◆ Problem details ◆
How many lines of these entries hold the string "blank"? Reply with the number alone.
— START —
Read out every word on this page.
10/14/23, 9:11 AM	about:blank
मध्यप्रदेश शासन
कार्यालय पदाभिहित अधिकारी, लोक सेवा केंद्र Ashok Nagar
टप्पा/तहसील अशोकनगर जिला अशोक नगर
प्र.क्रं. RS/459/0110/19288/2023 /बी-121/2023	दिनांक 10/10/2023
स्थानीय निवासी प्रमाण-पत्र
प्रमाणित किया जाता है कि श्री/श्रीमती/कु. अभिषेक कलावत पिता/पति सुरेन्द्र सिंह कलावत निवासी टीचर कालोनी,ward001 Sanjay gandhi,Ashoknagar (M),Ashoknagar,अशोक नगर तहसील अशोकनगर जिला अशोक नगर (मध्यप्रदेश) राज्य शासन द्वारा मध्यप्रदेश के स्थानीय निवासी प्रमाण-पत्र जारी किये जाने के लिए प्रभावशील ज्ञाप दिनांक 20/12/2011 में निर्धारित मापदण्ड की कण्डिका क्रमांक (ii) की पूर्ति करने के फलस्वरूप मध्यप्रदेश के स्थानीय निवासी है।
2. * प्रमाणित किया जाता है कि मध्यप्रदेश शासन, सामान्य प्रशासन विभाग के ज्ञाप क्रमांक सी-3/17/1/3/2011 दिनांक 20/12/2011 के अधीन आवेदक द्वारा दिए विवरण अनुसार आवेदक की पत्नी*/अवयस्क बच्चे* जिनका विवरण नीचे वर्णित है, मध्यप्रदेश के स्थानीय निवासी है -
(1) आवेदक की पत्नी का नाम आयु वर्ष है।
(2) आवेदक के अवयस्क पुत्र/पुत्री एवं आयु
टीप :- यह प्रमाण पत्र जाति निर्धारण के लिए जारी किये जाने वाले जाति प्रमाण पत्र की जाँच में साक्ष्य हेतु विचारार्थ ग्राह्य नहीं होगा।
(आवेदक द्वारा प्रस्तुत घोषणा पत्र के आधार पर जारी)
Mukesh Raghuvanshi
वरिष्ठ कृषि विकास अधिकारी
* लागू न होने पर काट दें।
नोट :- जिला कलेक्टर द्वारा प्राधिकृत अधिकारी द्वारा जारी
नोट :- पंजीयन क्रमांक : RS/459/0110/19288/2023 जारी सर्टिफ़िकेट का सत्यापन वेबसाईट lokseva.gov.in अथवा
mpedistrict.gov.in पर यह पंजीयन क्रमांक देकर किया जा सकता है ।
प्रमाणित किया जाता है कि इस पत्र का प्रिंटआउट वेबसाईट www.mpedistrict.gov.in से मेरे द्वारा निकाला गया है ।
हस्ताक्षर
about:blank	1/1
— END —
◆ Task response ◆
2